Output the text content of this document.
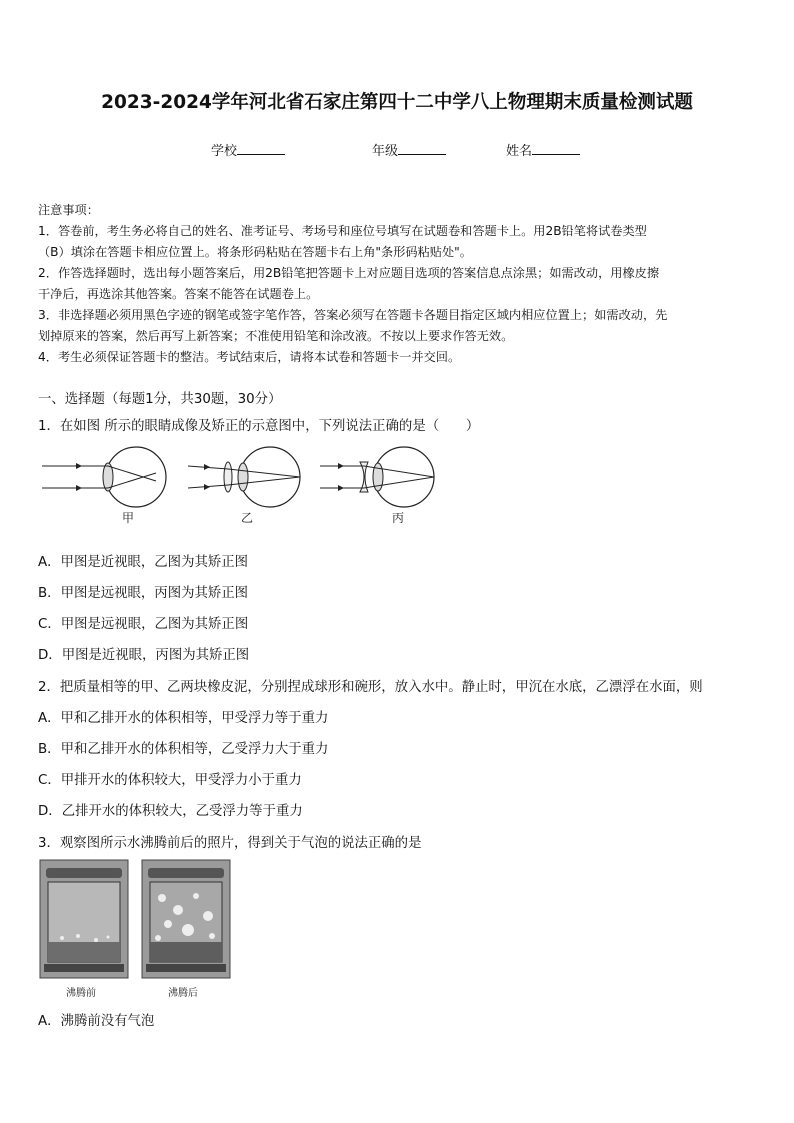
2023-2024学年河北省石家庄第四十二中学八上物理期末质量检测试题
学校	年级	姓名
注意事项：
1．答卷前，考生务必将自己的姓名、准考证号、考场号和座位号填写在试题卷和答题卡上。用2B铅笔将试卷类型
（B）填涂在答题卡相应位置上。将条形码粘贴在答题卡右上角"条形码粘贴处"。
2．作答选择题时，选出每小题答案后，用2B铅笔把答题卡上对应题目选项的答案信息点涂黑；如需改动，用橡皮擦
干净后，再选涂其他答案。答案不能答在试题卷上。
3．非选择题必须用黑色字迹的钢笔或签字笔作答，答案必须写在答题卡各题目指定区域内相应位置上；如需改动，先
划掉原来的答案，然后再写上新答案；不准使用铅笔和涂改液。不按以上要求作答无效。
4．考生必须保证答题卡的整洁。考试结束后，请将本试卷和答题卡一并交回。
一、选择题（每题1分，共30题，30分）
1．在如图 所示的眼睛成像及矫正的示意图中，下列说法正确的是（　　）
甲	乙	丙
A．甲图是近视眼，乙图为其矫正图
B．甲图是远视眼，丙图为其矫正图
C．甲图是远视眼，乙图为其矫正图
D．甲图是近视眼，丙图为其矫正图
2．把质量相等的甲、乙两块橡皮泥，分别捏成球形和碗形，放入水中。静止时，甲沉在水底，乙漂浮在水面，则
A．甲和乙排开水的体积相等，甲受浮力等于重力
B．甲和乙排开水的体积相等，乙受浮力大于重力
C．甲排开水的体积较大，甲受浮力小于重力
D．乙排开水的体积较大，乙受浮力等于重力
3．观察图所示水沸腾前后的照片，得到关于气泡的说法正确的是
沸腾前	沸腾后
A．沸腾前没有气泡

▶ **Exercise instructions**
Set down every entry word for word, but omit the pictures.

▶ **Full solution**
Output the text content of this document.
2023-2024学年河北省石家庄第四十二中学八上物理期末质量检测试题
学校	年级	姓名
注意事项：
1．答卷前，考生务必将自己的姓名、准考证号、考场号和座位号填写在试题卷和答题卡上。用2B铅笔将试卷类型
（B）填涂在答题卡相应位置上。将条形码粘贴在答题卡右上角"条形码粘贴处"。
2．作答选择题时，选出每小题答案后，用2B铅笔把答题卡上对应题目选项的答案信息点涂黑；如需改动，用橡皮擦
干净后，再选涂其他答案。答案不能答在试题卷上。
3．非选择题必须用黑色字迹的钢笔或签字笔作答，答案必须写在答题卡各题目指定区域内相应位置上；如需改动，先
划掉原来的答案，然后再写上新答案；不准使用铅笔和涂改液。不按以上要求作答无效。
4．考生必须保证答题卡的整洁。考试结束后，请将本试卷和答题卡一并交回。
一、选择题（每题1分，共30题，30分）
1．在如图 所示的眼睛成像及矫正的示意图中，下列说法正确的是（　　）
甲	乙	丙
A．甲图是近视眼，乙图为其矫正图
B．甲图是远视眼，丙图为其矫正图
C．甲图是远视眼，乙图为其矫正图
D．甲图是近视眼，丙图为其矫正图
2．把质量相等的甲、乙两块橡皮泥，分别捏成球形和碗形，放入水中。静止时，甲沉在水底，乙漂浮在水面，则
A．甲和乙排开水的体积相等，甲受浮力等于重力
B．甲和乙排开水的体积相等，乙受浮力大于重力
C．甲排开水的体积较大，甲受浮力小于重力
D．乙排开水的体积较大，乙受浮力等于重力
3．观察图所示水沸腾前后的照片，得到关于气泡的说法正确的是
沸腾前	沸腾后
A．沸腾前没有气泡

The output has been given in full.